---------- 分析対象テキスト
2018年9月8日土曜日

第197回:「聖の青春」大崎 善生

レーティング:★★★★★★★

もうずっと前、村上聖(さとし)さんが亡くなったのは平成10年ということなので、20年も前になります。1998年のこと。自分はそのころテレビニュースなどで何度か天才棋士の早すぎる死を聞いたものの、当時はあまり深く気に留めることがありませんでした。29歳の早すぎる死、幼いころから病気を患いながらも、棋士として素晴らしい才能を発揮したが道半ばで、という程度の認識しかなかったものでそれきりでした。しかし、なんとなく気になって、ずっと忘れて今日に至っていたところ、この前、図書館で偶然目に飛び込んできて、思わず借りました。
--------------------
---------- 提供された記録
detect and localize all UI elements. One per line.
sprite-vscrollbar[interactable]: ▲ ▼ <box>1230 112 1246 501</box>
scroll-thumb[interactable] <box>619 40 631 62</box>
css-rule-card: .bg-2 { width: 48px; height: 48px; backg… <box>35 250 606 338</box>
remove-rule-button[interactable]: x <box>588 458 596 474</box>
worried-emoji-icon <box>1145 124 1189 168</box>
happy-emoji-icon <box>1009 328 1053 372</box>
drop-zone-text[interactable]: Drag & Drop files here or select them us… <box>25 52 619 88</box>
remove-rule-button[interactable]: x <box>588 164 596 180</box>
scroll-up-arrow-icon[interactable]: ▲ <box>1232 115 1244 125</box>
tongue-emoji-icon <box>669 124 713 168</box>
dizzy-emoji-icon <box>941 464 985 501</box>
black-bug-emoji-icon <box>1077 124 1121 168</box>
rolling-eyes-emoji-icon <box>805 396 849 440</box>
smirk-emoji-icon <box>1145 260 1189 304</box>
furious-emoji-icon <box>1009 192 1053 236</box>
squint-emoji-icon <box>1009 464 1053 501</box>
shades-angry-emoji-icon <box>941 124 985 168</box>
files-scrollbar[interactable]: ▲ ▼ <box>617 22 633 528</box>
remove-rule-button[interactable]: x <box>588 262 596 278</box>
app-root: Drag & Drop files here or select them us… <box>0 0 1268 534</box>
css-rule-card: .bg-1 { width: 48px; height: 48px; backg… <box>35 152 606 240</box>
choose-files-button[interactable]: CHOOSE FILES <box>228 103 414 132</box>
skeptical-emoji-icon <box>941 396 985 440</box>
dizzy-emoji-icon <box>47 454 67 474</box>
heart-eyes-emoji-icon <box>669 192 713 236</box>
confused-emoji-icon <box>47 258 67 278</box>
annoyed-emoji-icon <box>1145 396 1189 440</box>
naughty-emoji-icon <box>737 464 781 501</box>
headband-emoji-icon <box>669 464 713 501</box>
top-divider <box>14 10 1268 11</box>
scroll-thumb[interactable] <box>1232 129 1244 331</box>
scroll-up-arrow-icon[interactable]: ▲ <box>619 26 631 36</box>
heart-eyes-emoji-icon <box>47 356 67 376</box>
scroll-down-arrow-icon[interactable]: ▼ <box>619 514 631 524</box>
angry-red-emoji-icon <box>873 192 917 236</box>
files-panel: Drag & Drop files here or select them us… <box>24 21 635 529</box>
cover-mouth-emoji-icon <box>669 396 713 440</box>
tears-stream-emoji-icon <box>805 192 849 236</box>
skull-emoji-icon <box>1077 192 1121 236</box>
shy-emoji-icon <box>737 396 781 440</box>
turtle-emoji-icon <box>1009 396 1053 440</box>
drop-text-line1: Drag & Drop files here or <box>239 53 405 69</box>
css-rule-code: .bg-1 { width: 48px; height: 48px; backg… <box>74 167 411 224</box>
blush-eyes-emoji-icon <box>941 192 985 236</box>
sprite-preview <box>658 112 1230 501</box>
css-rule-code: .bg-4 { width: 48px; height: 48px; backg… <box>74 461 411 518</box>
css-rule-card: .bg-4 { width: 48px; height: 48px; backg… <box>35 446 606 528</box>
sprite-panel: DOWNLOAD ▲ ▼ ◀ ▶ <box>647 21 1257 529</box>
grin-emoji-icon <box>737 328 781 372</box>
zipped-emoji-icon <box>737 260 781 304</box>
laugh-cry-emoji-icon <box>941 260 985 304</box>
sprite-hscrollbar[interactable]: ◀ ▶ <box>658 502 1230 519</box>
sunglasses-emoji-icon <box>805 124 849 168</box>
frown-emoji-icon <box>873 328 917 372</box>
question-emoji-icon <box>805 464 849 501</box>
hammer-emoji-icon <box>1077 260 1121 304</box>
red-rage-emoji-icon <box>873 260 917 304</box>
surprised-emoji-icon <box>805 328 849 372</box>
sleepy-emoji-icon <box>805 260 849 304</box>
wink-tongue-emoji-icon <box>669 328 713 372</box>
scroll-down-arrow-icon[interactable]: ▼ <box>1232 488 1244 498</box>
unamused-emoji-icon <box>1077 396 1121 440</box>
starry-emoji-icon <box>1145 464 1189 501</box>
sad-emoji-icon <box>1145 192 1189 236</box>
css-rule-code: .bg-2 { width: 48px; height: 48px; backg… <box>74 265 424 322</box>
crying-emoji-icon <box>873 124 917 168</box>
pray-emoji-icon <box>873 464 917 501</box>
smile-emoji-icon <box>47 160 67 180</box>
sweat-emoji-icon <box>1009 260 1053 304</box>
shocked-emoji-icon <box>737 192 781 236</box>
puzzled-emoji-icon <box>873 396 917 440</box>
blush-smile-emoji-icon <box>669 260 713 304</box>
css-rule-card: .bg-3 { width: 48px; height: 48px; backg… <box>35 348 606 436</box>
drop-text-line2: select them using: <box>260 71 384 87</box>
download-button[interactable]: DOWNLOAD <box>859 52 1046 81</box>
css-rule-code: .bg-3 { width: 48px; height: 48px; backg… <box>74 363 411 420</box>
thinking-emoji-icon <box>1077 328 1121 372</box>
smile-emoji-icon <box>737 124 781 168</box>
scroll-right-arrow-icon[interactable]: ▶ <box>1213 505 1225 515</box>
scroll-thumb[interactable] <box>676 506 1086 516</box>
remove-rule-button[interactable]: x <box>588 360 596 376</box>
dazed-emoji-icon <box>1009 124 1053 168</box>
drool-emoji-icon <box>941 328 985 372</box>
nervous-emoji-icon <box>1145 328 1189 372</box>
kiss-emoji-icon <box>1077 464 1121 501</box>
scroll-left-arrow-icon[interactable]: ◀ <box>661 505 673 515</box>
--------------------
» 作業指示
分析対象テキストの「第197回:「聖の青春」大崎 善生」から「んできて、思わず借りました。」までを、一字一句変えずに打ち直してください。 記録は参照しなくてかまいません。

» 解答
第197回:「聖の青春」大崎 善生

レーティング:★★★★★★★

もうずっと前、村上聖(さとし)さんが亡くなったのは平成10年ということなので、20年も前になります。1998年のこと。自分はそのころテレビニュースなどで何度か天才棋士の早すぎる死を聞いたものの、当時はあまり深く気に留めることがありませんでした。29歳の早すぎる死、幼いころから病気を患いながらも、棋士として素晴らしい才能を発揮したが道半ばで、という程度の認識しかなかったものでそれきりでした。しかし、なんとなく気になって、ずっと忘れて今日に至っていたところ、この前、図書館で偶然目に飛び込んできて、思わず借りました。